» **Provided data**
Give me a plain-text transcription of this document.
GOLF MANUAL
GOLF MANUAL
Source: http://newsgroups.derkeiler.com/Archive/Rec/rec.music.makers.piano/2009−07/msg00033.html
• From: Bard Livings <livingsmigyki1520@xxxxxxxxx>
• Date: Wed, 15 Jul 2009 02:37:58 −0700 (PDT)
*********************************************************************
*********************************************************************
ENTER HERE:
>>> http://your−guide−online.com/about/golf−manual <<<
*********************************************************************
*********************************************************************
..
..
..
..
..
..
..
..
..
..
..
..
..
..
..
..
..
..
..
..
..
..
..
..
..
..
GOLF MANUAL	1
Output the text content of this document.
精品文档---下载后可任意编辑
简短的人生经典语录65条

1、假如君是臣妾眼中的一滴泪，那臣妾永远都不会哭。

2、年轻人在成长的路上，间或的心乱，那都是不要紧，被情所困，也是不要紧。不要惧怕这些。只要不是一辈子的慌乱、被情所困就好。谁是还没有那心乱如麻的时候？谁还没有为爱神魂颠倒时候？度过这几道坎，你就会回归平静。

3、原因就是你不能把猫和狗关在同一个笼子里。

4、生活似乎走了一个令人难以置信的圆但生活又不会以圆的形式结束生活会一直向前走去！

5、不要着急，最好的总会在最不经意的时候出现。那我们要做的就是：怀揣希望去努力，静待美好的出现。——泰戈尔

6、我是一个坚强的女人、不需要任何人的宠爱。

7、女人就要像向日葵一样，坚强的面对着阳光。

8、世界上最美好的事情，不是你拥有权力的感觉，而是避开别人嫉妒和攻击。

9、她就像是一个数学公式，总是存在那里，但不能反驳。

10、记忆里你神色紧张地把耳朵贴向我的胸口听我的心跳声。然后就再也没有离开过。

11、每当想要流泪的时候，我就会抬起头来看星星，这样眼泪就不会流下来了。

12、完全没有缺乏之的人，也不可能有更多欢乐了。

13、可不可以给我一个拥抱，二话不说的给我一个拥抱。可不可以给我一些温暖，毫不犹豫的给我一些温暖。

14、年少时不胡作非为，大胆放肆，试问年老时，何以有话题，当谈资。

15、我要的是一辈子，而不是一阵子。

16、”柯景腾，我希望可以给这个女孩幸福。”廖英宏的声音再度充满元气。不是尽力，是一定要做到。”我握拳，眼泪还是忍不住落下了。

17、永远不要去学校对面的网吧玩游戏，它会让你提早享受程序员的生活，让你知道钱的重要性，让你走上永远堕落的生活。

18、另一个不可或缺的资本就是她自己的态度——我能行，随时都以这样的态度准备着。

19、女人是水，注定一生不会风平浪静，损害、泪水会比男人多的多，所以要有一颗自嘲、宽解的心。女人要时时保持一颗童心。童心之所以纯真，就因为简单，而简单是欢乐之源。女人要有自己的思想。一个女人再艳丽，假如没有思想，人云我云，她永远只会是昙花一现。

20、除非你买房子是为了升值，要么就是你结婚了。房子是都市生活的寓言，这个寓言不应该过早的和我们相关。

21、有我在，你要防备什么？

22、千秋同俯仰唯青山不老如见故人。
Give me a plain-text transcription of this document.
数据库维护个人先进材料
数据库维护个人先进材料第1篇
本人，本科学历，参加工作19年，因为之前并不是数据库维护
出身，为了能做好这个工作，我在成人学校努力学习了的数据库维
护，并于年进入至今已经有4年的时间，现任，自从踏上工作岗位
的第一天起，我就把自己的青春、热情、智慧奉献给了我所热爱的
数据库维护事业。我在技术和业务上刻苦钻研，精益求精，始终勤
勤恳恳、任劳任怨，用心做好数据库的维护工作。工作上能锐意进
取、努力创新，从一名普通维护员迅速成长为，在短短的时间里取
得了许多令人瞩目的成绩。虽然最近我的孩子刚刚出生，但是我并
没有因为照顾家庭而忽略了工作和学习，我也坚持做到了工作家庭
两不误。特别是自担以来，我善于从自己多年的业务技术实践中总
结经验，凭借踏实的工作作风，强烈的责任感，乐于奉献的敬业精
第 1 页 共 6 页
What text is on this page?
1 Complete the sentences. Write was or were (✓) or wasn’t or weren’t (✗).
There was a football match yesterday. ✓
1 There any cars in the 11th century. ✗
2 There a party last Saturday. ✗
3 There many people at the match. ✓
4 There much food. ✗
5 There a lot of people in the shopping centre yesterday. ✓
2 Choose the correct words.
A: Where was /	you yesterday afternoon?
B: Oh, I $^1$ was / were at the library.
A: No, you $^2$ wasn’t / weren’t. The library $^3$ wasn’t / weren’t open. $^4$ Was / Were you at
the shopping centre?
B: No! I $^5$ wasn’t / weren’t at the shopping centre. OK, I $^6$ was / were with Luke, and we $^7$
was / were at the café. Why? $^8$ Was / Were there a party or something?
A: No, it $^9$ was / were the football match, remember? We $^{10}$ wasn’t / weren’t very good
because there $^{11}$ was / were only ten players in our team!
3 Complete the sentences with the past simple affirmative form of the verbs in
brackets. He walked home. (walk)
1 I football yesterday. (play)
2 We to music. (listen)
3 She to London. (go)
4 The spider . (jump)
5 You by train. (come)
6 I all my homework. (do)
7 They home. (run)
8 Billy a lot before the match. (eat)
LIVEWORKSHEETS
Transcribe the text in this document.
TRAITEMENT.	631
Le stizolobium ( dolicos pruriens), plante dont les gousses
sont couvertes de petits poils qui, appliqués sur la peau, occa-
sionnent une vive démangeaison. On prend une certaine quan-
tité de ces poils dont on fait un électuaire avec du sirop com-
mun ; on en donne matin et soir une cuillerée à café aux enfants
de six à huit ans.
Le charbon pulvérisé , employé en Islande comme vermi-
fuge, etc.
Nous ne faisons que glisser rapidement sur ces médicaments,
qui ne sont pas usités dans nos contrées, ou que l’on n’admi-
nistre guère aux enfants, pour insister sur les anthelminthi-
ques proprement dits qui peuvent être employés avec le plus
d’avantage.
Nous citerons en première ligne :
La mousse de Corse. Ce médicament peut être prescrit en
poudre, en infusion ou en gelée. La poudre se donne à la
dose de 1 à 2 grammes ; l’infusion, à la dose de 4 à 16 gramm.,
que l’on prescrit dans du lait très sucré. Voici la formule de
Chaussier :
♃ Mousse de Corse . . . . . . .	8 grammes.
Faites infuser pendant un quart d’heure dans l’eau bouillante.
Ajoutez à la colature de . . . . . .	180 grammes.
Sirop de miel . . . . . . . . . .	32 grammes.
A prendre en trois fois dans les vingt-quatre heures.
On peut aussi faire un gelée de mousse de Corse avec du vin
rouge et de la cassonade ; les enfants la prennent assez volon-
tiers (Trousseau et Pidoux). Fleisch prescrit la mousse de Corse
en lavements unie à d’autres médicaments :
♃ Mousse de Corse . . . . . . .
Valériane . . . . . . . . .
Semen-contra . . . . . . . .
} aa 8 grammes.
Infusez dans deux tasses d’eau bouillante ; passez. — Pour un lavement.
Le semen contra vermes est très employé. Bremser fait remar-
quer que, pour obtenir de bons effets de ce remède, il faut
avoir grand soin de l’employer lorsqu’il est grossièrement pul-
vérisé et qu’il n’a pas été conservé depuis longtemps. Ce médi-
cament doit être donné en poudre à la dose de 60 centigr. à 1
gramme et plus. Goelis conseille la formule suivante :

» **Exercise directions**
The records above should be returned exactly.

» **The completed task**
Give me a plain-text transcription of this document.
GOLF MANUAL
GOLF MANUAL
Source: http://newsgroups.derkeiler.com/Archive/Rec/rec.music.makers.piano/2009−07/msg00033.html
• From: Bard Livings <livingsmigyki1520@xxxxxxxxx>
• Date: Wed, 15 Jul 2009 02:37:58 −0700 (PDT)
*********************************************************************
*********************************************************************
ENTER HERE:
>>> http://your−guide−online.com/about/golf−manual <<<
*********************************************************************
*********************************************************************
..
..
..
..
..
..
..
..
..
..
..
..
..
..
..
..
..
..
..
..
..
..
..
..
..
..
GOLF MANUAL	1
Output the text content of this document.
精品文档---下载后可任意编辑
简短的人生经典语录65条

1、假如君是臣妾眼中的一滴泪，那臣妾永远都不会哭。

2、年轻人在成长的路上，间或的心乱，那都是不要紧，被情所困，也是不要紧。不要惧怕这些。只要不是一辈子的慌乱、被情所困就好。谁是还没有那心乱如麻的时候？谁还没有为爱神魂颠倒时候？度过这几道坎，你就会回归平静。

3、原因就是你不能把猫和狗关在同一个笼子里。

4、生活似乎走了一个令人难以置信的圆但生活又不会以圆的形式结束生活会一直向前走去！

5、不要着急，最好的总会在最不经意的时候出现。那我们要做的就是：怀揣希望去努力，静待美好的出现。——泰戈尔

6、我是一个坚强的女人、不需要任何人的宠爱。

7、女人就要像向日葵一样，坚强的面对着阳光。

8、世界上最美好的事情，不是你拥有权力的感觉，而是避开别人嫉妒和攻击。

9、她就像是一个数学公式，总是存在那里，但不能反驳。

10、记忆里你神色紧张地把耳朵贴向我的胸口听我的心跳声。然后就再也没有离开过。

11、每当想要流泪的时候，我就会抬起头来看星星，这样眼泪就不会流下来了。

12、完全没有缺乏之的人，也不可能有更多欢乐了。

13、可不可以给我一个拥抱，二话不说的给我一个拥抱。可不可以给我一些温暖，毫不犹豫的给我一些温暖。

14、年少时不胡作非为，大胆放肆，试问年老时，何以有话题，当谈资。

15、我要的是一辈子，而不是一阵子。

16、”柯景腾，我希望可以给这个女孩幸福。”廖英宏的声音再度充满元气。不是尽力，是一定要做到。”我握拳，眼泪还是忍不住落下了。

17、永远不要去学校对面的网吧玩游戏，它会让你提早享受程序员的生活，让你知道钱的重要性，让你走上永远堕落的生活。

18、另一个不可或缺的资本就是她自己的态度——我能行，随时都以这样的态度准备着。

19、女人是水，注定一生不会风平浪静，损害、泪水会比男人多的多，所以要有一颗自嘲、宽解的心。女人要时时保持一颗童心。童心之所以纯真，就因为简单，而简单是欢乐之源。女人要有自己的思想。一个女人再艳丽，假如没有思想，人云我云，她永远只会是昙花一现。

20、除非你买房子是为了升值，要么就是你结婚了。房子是都市生活的寓言，这个寓言不应该过早的和我们相关。

21、有我在，你要防备什么？

22、千秋同俯仰唯青山不老如见故人。
Give me a plain-text transcription of this document.
数据库维护个人先进材料
数据库维护个人先进材料第1篇
本人，本科学历，参加工作19年，因为之前并不是数据库维护
出身，为了能做好这个工作，我在成人学校努力学习了的数据库维
护，并于年进入至今已经有4年的时间，现任，自从踏上工作岗位
的第一天起，我就把自己的青春、热情、智慧奉献给了我所热爱的
数据库维护事业。我在技术和业务上刻苦钻研，精益求精，始终勤
勤恳恳、任劳任怨，用心做好数据库的维护工作。工作上能锐意进
取、努力创新，从一名普通维护员迅速成长为，在短短的时间里取
得了许多令人瞩目的成绩。虽然最近我的孩子刚刚出生，但是我并
没有因为照顾家庭而忽略了工作和学习，我也坚持做到了工作家庭
两不误。特别是自担以来，我善于从自己多年的业务技术实践中总
结经验，凭借踏实的工作作风，强烈的责任感，乐于奉献的敬业精
第 1 页 共 6 页
What text is on this page?
1 Complete the sentences. Write was or were (✓) or wasn’t or weren’t (✗).
There was a football match yesterday. ✓
1 There any cars in the 11th century. ✗
2 There a party last Saturday. ✗
3 There many people at the match. ✓
4 There much food. ✗
5 There a lot of people in the shopping centre yesterday. ✓
2 Choose the correct words.
A: Where was /	you yesterday afternoon?
B: Oh, I $^1$ was / were at the library.
A: No, you $^2$ wasn’t / weren’t. The library $^3$ wasn’t / weren’t open. $^4$ Was / Were you at
the shopping centre?
B: No! I $^5$ wasn’t / weren’t at the shopping centre. OK, I $^6$ was / were with Luke, and we $^7$
was / were at the café. Why? $^8$ Was / Were there a party or something?
A: No, it $^9$ was / were the football match, remember? We $^{10}$ wasn’t / weren’t very good
because there $^{11}$ was / were only ten players in our team!
3 Complete the sentences with the past simple affirmative form of the verbs in
brackets. He walked home. (walk)
1 I football yesterday. (play)
2 We to music. (listen)
3 She to London. (go)
4 The spider . (jump)
5 You by train. (come)
6 I all my homework. (do)
7 They home. (run)
8 Billy a lot before the match. (eat)
LIVEWORKSHEETS
Transcribe the text in this document.
TRAITEMENT.	631
Le stizolobium ( dolicos pruriens), plante dont les gousses
sont couvertes de petits poils qui, appliqués sur la peau, occa-
sionnent une vive démangeaison. On prend une certaine quan-
tité de ces poils dont on fait un électuaire avec du sirop com-
mun ; on en donne matin et soir une cuillerée à café aux enfants
de six à huit ans.
Le charbon pulvérisé , employé en Islande comme vermi-
fuge, etc.
Nous ne faisons que glisser rapidement sur ces médicaments,
qui ne sont pas usités dans nos contrées, ou que l’on n’admi-
nistre guère aux enfants, pour insister sur les anthelminthi-
ques proprement dits qui peuvent être employés avec le plus
d’avantage.
Nous citerons en première ligne :
La mousse de Corse. Ce médicament peut être prescrit en
poudre, en infusion ou en gelée. La poudre se donne à la
dose de 1 à 2 grammes ; l’infusion, à la dose de 4 à 16 gramm.,
que l’on prescrit dans du lait très sucré. Voici la formule de
Chaussier :
♃ Mousse de Corse . . . . . . .	8 grammes.
Faites infuser pendant un quart d’heure dans l’eau bouillante.
Ajoutez à la colature de . . . . . .	180 grammes.
Sirop de miel . . . . . . . . . .	32 grammes.
A prendre en trois fois dans les vingt-quatre heures.
On peut aussi faire un gelée de mousse de Corse avec du vin
rouge et de la cassonade ; les enfants la prennent assez volon-
tiers (Trousseau et Pidoux). Fleisch prescrit la mousse de Corse
en lavements unie à d’autres médicaments :
♃ Mousse de Corse . . . . . . .
Valériane . . . . . . . . .
Semen-contra . . . . . . . .
} aa 8 grammes.
Infusez dans deux tasses d’eau bouillante ; passez. — Pour un lavement.
Le semen contra vermes est très employé. Bremser fait remar-
quer que, pour obtenir de bons effets de ce remède, il faut
avoir grand soin de l’employer lorsqu’il est grossièrement pul-
vérisé et qu’il n’a pas été conservé depuis longtemps. Ce médi-
cament doit être donné en poudre à la dose de 60 centigr. à 1
gramme et plus. Goelis conseille la formule suivante :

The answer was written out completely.